Collected data entries
■ ■ ■ ■ ■
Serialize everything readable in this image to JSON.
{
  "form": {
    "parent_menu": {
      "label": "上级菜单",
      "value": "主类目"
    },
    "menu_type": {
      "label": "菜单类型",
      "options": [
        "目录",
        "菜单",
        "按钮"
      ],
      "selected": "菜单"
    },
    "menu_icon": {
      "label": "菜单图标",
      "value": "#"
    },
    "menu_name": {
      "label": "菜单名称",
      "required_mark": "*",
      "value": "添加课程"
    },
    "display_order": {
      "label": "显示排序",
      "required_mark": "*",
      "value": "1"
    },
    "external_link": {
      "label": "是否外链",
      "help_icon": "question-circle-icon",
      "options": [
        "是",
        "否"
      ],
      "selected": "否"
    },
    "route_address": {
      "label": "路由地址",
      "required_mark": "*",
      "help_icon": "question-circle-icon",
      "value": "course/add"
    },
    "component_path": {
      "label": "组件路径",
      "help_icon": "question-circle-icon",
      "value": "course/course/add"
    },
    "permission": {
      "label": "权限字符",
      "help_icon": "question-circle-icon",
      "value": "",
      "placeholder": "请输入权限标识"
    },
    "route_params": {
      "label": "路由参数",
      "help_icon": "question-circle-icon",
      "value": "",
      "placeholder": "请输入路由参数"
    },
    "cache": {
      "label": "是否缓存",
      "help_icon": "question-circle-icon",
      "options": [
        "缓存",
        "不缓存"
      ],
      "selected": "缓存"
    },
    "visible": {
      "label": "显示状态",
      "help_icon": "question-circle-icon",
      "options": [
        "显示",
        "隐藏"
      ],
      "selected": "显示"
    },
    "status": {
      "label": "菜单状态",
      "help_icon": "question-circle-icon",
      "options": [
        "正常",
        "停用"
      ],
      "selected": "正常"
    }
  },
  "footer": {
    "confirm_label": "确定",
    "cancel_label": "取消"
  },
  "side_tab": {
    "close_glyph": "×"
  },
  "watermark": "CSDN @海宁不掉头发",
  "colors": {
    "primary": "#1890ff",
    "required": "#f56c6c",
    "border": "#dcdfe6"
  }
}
■ ■ ■ ■ ■
- **What to do**
Provide an exact reproduction of all the entries shown above.

- **Task solution**
Serialize everything readable in this image to JSON.
{
  "form": {
    "parent_menu": {
      "label": "上级菜单",
      "value": "主类目"
    },
    "menu_type": {
      "label": "菜单类型",
      "options": [
        "目录",
        "菜单",
        "按钮"
      ],
      "selected": "菜单"
    },
    "menu_icon": {
      "label": "菜单图标",
      "value": "#"
    },
    "menu_name": {
      "label": "菜单名称",
      "required_mark": "*",
      "value": "添加课程"
    },
    "display_order": {
      "label": "显示排序",
      "required_mark": "*",
      "value": "1"
    },
    "external_link": {
      "label": "是否外链",
      "help_icon": "question-circle-icon",
      "options": [
        "是",
        "否"
      ],
      "selected": "否"
    },
    "route_address": {
      "label": "路由地址",
      "required_mark": "*",
      "help_icon": "question-circle-icon",
      "value": "course/add"
    },
    "component_path": {
      "label": "组件路径",
      "help_icon": "question-circle-icon",
      "value": "course/course/add"
    },
    "permission": {
      "label": "权限字符",
      "help_icon": "question-circle-icon",
      "value": "",
      "placeholder": "请输入权限标识"
    },
    "route_params": {
      "label": "路由参数",
      "help_icon": "question-circle-icon",
      "value": "",
      "placeholder": "请输入路由参数"
    },
    "cache": {
      "label": "是否缓存",
      "help_icon": "question-circle-icon",
      "options": [
        "缓存",
        "不缓存"
      ],
      "selected": "缓存"
    },
    "visible": {
      "label": "显示状态",
      "help_icon": "question-circle-icon",
      "options": [
        "显示",
        "隐藏"
      ],
      "selected": "显示"
    },
    "status": {
      "label": "菜单状态",
      "help_icon": "question-circle-icon",
      "options": [
        "正常",
        "停用"
      ],
      "selected": "正常"
    }
  },
  "footer": {
    "confirm_label": "确定",
    "cancel_label": "取消"
  },
  "side_tab": {
    "close_glyph": "×"
  },
  "watermark": "CSDN @海宁不掉头发",
  "colors": {
    "primary": "#1890ff",
    "required": "#f56c6c",
    "border": "#dcdfe6"
  }
}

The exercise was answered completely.